_Written problem_.
Copy every line from the material below that holds "exercício".

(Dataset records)

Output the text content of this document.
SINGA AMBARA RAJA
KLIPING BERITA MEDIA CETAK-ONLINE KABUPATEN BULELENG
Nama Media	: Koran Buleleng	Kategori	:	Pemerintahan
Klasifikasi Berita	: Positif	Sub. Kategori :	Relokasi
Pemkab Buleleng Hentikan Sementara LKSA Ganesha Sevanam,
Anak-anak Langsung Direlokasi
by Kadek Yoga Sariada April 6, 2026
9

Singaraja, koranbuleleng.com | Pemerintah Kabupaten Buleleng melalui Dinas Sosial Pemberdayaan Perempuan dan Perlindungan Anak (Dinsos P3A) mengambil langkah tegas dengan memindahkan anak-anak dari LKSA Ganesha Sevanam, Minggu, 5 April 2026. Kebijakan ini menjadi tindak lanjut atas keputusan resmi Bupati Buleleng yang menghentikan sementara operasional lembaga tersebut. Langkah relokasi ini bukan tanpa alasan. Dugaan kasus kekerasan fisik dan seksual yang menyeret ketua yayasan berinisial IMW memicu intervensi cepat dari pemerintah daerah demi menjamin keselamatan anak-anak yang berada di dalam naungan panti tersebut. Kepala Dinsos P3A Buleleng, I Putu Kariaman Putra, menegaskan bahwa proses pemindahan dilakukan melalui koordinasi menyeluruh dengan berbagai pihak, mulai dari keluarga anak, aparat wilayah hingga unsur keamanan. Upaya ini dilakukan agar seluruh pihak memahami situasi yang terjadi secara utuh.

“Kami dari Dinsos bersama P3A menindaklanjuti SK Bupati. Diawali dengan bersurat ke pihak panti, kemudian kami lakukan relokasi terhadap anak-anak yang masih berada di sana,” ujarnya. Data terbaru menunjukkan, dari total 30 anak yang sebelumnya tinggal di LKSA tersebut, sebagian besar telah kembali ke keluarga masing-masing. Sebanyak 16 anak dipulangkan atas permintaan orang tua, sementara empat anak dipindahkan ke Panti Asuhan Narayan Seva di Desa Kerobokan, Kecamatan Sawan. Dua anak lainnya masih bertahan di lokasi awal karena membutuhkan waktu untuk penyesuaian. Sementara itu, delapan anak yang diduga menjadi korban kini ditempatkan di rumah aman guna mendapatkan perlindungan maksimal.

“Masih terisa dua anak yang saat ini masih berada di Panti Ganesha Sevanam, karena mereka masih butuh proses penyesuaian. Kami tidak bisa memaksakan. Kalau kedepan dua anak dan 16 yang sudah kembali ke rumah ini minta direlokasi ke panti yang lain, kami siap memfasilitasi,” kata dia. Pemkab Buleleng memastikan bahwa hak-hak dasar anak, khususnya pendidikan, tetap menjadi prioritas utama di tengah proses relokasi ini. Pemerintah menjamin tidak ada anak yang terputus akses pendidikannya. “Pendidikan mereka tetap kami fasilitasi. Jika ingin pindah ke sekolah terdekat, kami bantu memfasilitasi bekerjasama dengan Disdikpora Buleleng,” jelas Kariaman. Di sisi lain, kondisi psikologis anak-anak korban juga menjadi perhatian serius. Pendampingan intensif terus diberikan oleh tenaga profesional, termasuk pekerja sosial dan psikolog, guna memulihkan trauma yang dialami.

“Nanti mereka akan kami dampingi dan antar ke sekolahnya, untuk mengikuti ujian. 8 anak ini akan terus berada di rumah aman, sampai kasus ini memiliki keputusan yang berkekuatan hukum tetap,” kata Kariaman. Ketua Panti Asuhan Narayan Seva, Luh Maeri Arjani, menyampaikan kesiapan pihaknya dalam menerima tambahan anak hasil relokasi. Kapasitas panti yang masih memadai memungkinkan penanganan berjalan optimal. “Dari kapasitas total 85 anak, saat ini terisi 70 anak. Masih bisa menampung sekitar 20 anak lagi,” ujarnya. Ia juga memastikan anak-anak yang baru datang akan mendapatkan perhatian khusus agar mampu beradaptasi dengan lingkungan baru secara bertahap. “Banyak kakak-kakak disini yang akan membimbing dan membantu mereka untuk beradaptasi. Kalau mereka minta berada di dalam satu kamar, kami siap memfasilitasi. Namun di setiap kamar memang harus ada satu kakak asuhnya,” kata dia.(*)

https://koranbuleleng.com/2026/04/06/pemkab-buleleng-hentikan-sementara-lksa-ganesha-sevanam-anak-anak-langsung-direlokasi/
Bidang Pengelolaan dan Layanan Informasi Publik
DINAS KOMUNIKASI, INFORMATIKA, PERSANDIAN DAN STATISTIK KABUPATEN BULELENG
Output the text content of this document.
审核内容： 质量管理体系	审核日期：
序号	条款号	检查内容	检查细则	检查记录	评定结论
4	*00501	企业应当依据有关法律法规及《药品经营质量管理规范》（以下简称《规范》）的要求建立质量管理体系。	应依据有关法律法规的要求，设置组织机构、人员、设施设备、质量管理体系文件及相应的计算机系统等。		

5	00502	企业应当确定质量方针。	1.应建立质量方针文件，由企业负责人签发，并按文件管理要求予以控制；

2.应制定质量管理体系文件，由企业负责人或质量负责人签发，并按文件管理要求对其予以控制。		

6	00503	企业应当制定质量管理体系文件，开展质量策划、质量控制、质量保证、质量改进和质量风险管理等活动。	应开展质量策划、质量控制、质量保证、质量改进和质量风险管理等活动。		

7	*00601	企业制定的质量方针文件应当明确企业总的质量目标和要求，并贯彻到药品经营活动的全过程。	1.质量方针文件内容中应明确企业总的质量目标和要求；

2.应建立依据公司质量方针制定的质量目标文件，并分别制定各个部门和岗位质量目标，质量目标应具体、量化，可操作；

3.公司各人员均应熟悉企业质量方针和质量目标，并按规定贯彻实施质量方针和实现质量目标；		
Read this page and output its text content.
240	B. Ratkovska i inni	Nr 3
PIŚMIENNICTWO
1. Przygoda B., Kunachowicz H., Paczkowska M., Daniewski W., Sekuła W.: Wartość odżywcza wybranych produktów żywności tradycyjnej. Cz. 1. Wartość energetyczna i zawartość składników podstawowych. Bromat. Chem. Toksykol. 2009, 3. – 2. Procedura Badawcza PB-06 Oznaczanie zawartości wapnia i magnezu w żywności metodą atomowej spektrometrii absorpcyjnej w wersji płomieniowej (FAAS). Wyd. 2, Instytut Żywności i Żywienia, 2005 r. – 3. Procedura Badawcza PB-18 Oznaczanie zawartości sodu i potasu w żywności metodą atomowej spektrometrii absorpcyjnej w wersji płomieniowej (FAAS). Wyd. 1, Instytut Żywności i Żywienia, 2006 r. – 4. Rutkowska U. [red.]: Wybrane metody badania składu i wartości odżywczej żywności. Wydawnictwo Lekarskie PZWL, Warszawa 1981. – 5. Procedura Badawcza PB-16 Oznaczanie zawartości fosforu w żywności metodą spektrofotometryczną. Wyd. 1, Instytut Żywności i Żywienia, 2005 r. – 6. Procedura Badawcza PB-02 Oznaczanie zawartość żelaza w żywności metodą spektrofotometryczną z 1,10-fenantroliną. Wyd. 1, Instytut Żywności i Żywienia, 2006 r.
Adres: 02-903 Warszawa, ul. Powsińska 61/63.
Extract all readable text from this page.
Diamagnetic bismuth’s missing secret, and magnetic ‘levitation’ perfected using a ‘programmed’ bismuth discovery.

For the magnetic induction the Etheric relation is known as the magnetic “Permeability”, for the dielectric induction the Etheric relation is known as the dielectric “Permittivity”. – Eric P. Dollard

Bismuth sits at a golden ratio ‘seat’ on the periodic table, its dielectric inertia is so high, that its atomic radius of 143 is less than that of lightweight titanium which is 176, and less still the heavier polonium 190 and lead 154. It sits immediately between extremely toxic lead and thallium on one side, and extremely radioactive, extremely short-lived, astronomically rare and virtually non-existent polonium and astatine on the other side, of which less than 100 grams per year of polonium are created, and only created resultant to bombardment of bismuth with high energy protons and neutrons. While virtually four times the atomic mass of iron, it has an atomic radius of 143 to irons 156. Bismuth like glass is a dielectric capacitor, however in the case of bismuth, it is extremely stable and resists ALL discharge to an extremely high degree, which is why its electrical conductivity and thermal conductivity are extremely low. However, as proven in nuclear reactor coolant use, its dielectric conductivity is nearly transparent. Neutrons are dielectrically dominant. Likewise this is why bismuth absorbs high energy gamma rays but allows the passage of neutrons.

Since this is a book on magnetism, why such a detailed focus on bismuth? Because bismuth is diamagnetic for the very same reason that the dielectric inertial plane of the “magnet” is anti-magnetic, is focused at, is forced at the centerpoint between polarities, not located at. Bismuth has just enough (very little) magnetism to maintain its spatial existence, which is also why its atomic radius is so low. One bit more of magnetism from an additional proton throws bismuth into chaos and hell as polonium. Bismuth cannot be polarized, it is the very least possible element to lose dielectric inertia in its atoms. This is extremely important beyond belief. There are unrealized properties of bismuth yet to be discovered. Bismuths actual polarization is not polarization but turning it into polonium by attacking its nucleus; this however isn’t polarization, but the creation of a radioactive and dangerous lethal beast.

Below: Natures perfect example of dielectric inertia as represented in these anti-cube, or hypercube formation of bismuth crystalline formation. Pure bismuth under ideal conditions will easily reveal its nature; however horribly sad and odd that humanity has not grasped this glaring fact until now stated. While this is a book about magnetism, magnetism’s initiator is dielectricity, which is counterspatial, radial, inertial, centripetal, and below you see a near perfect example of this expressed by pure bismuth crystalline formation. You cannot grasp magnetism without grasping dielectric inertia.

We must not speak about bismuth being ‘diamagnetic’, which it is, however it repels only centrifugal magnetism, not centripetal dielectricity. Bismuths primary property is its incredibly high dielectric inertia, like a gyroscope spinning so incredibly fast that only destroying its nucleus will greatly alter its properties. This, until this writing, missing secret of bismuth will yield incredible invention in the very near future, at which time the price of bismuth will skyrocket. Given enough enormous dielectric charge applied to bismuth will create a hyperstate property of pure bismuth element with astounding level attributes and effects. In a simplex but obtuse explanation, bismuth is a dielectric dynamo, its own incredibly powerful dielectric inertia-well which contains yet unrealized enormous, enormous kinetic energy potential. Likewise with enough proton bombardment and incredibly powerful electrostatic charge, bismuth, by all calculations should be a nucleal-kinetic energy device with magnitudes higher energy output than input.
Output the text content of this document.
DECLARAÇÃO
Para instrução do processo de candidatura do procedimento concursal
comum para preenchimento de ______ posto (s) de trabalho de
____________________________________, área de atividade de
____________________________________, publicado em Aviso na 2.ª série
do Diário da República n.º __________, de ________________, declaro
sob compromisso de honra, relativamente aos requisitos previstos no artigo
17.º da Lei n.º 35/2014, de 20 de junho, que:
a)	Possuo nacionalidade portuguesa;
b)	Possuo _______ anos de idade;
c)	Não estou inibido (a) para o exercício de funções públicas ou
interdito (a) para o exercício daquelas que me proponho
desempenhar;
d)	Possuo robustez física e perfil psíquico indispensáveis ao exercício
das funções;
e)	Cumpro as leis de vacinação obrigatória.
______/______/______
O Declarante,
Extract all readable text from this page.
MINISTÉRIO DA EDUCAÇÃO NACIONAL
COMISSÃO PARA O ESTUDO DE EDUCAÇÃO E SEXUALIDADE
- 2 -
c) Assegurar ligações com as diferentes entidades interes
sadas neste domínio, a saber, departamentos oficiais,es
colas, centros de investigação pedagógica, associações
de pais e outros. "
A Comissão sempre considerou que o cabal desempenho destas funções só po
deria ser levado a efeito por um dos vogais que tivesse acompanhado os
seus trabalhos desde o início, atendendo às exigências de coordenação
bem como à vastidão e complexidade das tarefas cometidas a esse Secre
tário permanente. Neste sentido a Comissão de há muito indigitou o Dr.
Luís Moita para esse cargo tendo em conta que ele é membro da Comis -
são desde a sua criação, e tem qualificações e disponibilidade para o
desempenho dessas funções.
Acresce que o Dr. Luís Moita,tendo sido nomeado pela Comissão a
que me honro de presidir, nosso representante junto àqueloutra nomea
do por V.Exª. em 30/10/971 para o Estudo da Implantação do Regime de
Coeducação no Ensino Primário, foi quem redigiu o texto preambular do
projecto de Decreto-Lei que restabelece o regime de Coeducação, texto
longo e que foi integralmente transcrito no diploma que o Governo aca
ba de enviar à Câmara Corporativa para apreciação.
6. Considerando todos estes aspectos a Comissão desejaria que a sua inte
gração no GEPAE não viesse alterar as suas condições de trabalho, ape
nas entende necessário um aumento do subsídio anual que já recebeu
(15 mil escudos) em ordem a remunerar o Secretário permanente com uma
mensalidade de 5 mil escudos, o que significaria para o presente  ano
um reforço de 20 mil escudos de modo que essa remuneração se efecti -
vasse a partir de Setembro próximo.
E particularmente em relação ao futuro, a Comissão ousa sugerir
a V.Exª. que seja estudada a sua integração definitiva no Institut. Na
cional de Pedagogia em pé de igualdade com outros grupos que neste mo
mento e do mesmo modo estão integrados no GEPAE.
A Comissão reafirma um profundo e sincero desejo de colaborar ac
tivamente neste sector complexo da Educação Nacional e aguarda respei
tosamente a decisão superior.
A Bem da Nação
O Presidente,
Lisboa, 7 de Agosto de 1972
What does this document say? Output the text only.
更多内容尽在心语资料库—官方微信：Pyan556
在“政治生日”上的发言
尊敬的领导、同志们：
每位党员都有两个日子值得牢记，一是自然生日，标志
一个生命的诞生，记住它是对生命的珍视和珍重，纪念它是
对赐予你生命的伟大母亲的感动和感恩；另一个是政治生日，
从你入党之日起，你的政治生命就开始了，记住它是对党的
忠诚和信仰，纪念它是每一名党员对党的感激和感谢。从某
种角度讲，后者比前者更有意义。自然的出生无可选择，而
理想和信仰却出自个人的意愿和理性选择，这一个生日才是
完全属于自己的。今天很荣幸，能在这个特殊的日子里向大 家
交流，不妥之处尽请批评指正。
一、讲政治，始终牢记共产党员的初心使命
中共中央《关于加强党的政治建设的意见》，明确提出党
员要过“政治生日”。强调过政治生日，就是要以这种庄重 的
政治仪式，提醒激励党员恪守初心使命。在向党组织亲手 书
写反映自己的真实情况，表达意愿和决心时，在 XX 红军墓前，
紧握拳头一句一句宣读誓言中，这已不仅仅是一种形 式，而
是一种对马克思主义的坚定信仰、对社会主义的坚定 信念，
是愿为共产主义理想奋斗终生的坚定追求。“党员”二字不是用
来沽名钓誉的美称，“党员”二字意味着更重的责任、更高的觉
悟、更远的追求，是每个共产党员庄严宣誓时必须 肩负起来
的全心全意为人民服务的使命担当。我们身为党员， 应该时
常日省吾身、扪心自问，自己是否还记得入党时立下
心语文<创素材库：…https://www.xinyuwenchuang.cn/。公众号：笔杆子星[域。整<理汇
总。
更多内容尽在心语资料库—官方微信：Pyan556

_Full output_.
c)	Não estou inibido (a) para o exercício de funções públicas ou
interdito (a) para o exercício daquelas que me proponho
d)	Possuo robustez física e perfil psíquico indispensáveis ao exercício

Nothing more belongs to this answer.